» Исходный текст:
***

Как жанровый художник Грёз сумел предстать знаменем искусства на службе великой мысли, переиначивания общества и мира в эпоху «Энциклопедии». Однако поворот в сторону чувствительности более скромно и с большей убедительностью заявляет о себе в жанре, который Шатле назвал чувствительным портретом. Чтобы хорошо понимать Грёза, его нужно рассматривать в ряду его современников: Александра Рослина, Друэ, Дюплесси, Аделаид Лабиль-Гияр и Элизабет Виже-Лебрен, и, конечно же, не будем забывать Николя Бернара Леписье (1735–1808). В портретной галерее XVIII века, где то и дело встречаются имена великих, но главным образом представлен богатый средний класс, который от десятилетия к десятилетию все в более массовом порядке позволяет себе такую роскошь, как портрет, в определенный момент появляется смелая тенденция изображать чувства, которые раньше этикет требовал скрывать. Чувствительный портрет — это также портрет фривольный и легковесный.

***

» Фрагменты записей:
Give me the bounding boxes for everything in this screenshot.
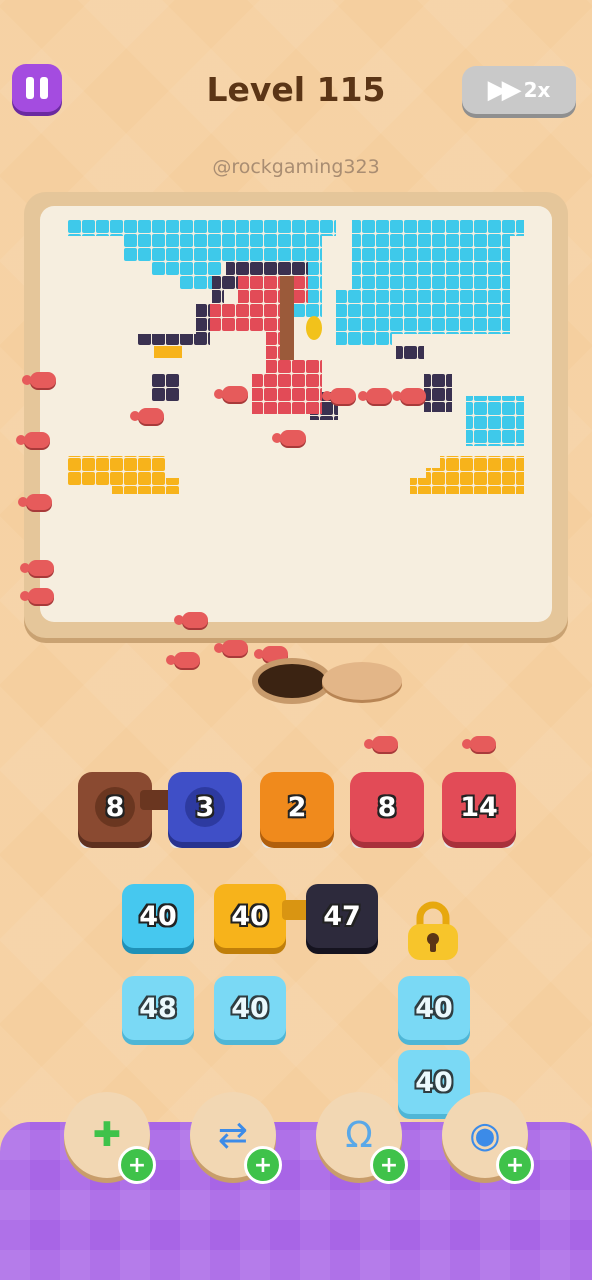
block-number: 48 bbox=[139, 992, 177, 1024]
navy-piece bbox=[152, 374, 180, 402]
block-number: 14 bbox=[460, 791, 498, 823]
queue-slot[interactable]: 8 bbox=[78, 772, 152, 848]
booster-magnet-button[interactable]: Ω + bbox=[316, 1092, 408, 1184]
block-number: 40 bbox=[415, 1066, 453, 1098]
block-number: 8 bbox=[105, 791, 125, 823]
block-number: 40 bbox=[231, 992, 269, 1024]
queue-slot[interactable]: 8 bbox=[350, 772, 424, 848]
ant bbox=[364, 736, 398, 752]
block-light-cyan[interactable]: 40 bbox=[214, 976, 286, 1040]
hole-lid bbox=[322, 662, 402, 700]
block-light-cyan[interactable]: 48 bbox=[122, 976, 194, 1040]
block-red[interactable]: 8 bbox=[350, 772, 424, 842]
plus-icon: + bbox=[370, 1146, 408, 1184]
navy-piece bbox=[396, 346, 424, 360]
block-dark[interactable]: 47 bbox=[306, 884, 378, 948]
block-number: 3 bbox=[195, 791, 215, 823]
speed-label: 2x bbox=[523, 78, 551, 102]
block-red[interactable]: 14 bbox=[442, 772, 516, 842]
ant bbox=[130, 408, 164, 424]
booster-add-slot-button[interactable]: ✚ + bbox=[64, 1092, 156, 1184]
ant bbox=[322, 388, 356, 404]
navy-piece bbox=[424, 374, 452, 412]
plus-icon: + bbox=[118, 1146, 156, 1184]
cyan-block bbox=[466, 396, 524, 446]
yellow-bar-right bbox=[410, 456, 524, 494]
plus-icon: + bbox=[244, 1146, 282, 1184]
block-orange[interactable]: 2 bbox=[260, 772, 334, 842]
block-yellow[interactable]: 40 bbox=[214, 884, 286, 948]
ant bbox=[16, 432, 50, 448]
add-slot-icon: ✚ bbox=[92, 1115, 122, 1155]
yellow-pixels bbox=[154, 346, 182, 358]
fast-forward-icon: ▶▶ bbox=[487, 75, 522, 105]
shuffle-arrows-icon: ⇄ bbox=[217, 1114, 249, 1156]
number-badge: 8 bbox=[95, 787, 135, 827]
queue-slot[interactable]: 2 bbox=[260, 772, 334, 848]
ant bbox=[392, 388, 426, 404]
ant bbox=[20, 588, 54, 604]
ant bbox=[254, 646, 288, 662]
block-number: 2 bbox=[287, 791, 307, 823]
block-blue[interactable]: 3 bbox=[168, 772, 242, 842]
ant bbox=[214, 386, 248, 402]
queue-slot[interactable]: 14 bbox=[442, 772, 516, 848]
booster-spool-button[interactable]: ◉ + bbox=[442, 1092, 534, 1184]
ant bbox=[214, 640, 248, 656]
spool-icon: ◉ bbox=[469, 1114, 501, 1156]
booster-shuffle-button[interactable]: ⇄ + bbox=[190, 1092, 282, 1184]
ant bbox=[358, 388, 392, 404]
speed-toggle-button[interactable]: ▶▶ 2x bbox=[462, 66, 576, 114]
ant bbox=[272, 430, 306, 446]
ant bbox=[18, 494, 52, 510]
block-number: 47 bbox=[323, 900, 361, 932]
number-badge: 3 bbox=[185, 787, 225, 827]
cyan-wing-right bbox=[336, 220, 524, 346]
plus-icon: + bbox=[496, 1146, 534, 1184]
block-number: 40 bbox=[139, 900, 177, 932]
block-cyan[interactable]: 40 bbox=[122, 884, 194, 948]
ant bbox=[462, 736, 496, 752]
ant bbox=[20, 560, 54, 576]
key-icon bbox=[306, 316, 322, 340]
ant bbox=[22, 372, 56, 388]
block-light-cyan[interactable]: 40 bbox=[398, 976, 470, 1040]
block-number: 8 bbox=[377, 791, 397, 823]
ant bbox=[174, 612, 208, 628]
block-number: 40 bbox=[415, 992, 453, 1024]
block-number: 40 bbox=[231, 900, 269, 932]
magnet-icon: Ω bbox=[345, 1114, 373, 1156]
puzzle-board bbox=[40, 206, 552, 622]
pixel-art-picture bbox=[68, 220, 524, 494]
yellow-bar-left bbox=[68, 456, 180, 494]
watermark: @rockgaming323 bbox=[212, 156, 380, 178]
anthill-hole bbox=[258, 664, 326, 698]
brown-pixels bbox=[280, 276, 294, 360]
padlock-icon bbox=[404, 900, 462, 962]
ant bbox=[166, 652, 200, 668]
queue-slot[interactable]: 3 bbox=[168, 772, 242, 848]
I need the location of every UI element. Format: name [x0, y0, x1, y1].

***

» Описание задания:
Как, согласно тексту о Грёзе, Шатле назвал жанр, в котором поворот в сторону чувствительности заявляет о себе скромнее и убедительнее?

» Правильный ответ:
Чувствительным портретом.